## Source text
Eating your way through South Korea
Ben Groundwater samples a wide and wild variety of Korean food on a foodies tour of South Korea with Intrepid Travel. Video: Ben McNamara/Intrepid Travel
The world's fastest growing travel destination? According to the United Nations World Tourism Organization (UNWTO), it's Sierra Leone.
The little West African nation welcomed 310 per cent more overseas arrivals in 2016, compared with the previous year, a steep rise that was no doubt helped by the country being declared Ebola-free in November 2015.
Just 24,000 people visited Sierra Leone in 2015; while UNWTO doesn't have complete data for the year, that is expected to reach 74,400 for 2016 once all the sums have been done.Small numbers, of course (South Africa, the continent's biggest draw, lured more than 10 million holidaymakers last year), but it's a start.
What does Sierra Leone have to offer? "Amazing beaches, idyllic villages and smiling people," says Gunnar Garfors, who has visited every single country on Earth and rates it among his 12 favourites.
It's also an unlikely option for cycle tourism - the West Africa Cycle Challenge takes riders from Bo, Sierra Leone, to Monrovia, Liberia, raising money for the charity Street Child along the way.
Five other surprising nations where tourism is booming
Haedong Yonggungsa Temple in Busan, South Korea. Photo: iStock
A whopping 17.2 million people visited South Korea in 2016 – up from just 13.2m in 2015 (that's a rise of 30.3 per cent). Only Sierra Leone, Nepal (which suffered a big drop in visitors after the 2015 earthquake), and Iceland have seen sharper increases.

## Dataset extract
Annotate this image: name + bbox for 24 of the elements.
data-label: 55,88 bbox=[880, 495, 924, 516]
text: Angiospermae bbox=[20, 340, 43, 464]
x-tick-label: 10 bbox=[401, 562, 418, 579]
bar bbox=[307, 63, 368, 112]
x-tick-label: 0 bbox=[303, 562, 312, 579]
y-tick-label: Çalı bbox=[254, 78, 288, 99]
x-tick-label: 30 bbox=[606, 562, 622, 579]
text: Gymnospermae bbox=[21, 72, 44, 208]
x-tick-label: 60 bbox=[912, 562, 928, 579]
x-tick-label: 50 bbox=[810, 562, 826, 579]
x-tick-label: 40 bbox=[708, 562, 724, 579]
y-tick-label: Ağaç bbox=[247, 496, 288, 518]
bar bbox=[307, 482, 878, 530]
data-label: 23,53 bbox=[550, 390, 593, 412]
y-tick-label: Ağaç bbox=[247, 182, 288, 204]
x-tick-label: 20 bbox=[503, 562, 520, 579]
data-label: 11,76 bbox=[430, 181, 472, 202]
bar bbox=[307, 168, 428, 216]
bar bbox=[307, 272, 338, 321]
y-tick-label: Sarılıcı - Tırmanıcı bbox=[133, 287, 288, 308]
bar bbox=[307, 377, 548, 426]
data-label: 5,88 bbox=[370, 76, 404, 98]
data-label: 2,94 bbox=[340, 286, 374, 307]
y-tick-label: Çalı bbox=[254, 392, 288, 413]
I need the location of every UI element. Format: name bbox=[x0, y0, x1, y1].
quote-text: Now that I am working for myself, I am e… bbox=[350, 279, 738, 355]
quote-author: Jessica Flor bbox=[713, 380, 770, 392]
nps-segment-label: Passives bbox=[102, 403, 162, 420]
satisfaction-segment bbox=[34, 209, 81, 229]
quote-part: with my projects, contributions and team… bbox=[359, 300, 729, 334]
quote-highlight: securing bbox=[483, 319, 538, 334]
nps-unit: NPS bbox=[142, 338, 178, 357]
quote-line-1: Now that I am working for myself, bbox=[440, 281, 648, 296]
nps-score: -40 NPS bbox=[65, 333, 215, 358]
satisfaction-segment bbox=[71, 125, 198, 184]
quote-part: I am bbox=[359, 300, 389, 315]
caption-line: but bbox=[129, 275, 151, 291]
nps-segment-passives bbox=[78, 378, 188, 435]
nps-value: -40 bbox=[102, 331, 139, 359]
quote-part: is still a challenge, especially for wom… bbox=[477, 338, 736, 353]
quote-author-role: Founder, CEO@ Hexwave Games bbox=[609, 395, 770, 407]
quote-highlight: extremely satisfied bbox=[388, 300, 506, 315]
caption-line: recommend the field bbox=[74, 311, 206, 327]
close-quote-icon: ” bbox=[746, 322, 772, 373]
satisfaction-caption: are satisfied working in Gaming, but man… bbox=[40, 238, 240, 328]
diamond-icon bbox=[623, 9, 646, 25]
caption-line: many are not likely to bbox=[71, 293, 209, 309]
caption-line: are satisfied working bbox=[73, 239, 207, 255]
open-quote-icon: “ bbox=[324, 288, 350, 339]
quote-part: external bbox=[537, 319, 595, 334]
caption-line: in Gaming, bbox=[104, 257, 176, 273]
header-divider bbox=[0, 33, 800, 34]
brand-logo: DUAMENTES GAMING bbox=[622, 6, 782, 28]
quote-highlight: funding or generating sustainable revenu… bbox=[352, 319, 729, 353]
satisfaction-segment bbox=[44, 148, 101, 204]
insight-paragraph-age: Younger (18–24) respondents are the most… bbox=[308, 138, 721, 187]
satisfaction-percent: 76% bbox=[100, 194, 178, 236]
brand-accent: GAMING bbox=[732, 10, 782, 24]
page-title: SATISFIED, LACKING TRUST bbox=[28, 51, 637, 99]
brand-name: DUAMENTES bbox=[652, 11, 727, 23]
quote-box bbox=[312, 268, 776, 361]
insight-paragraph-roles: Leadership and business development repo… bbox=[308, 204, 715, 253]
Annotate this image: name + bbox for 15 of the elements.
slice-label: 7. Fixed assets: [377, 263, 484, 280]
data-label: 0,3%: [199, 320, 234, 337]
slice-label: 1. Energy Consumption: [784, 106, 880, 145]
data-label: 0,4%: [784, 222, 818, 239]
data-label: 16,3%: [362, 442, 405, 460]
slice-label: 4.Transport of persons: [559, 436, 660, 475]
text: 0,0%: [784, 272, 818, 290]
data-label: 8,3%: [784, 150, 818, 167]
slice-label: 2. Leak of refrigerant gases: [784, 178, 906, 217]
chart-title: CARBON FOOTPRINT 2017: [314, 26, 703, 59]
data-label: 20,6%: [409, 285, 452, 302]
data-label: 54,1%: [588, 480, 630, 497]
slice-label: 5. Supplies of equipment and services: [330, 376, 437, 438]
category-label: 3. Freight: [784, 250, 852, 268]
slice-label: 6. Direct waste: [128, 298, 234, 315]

## Problems and tasks
(1) According to the tourism article, which charity does the West Africa Cycle Challenge raise money for?
(2) Update the tourism article from "It's also an" up to and including "along the way.", with "riders" changed to "cyclists".

## Results of the exercise
(1) Street Child

(2)
It's also an unlikely option for cycle tourism - the West Africa Cycle Challenge takes cyclists from Bo, Sierra Leone, to Monrovia, Liberia, raising money for the charity Street Child along the way.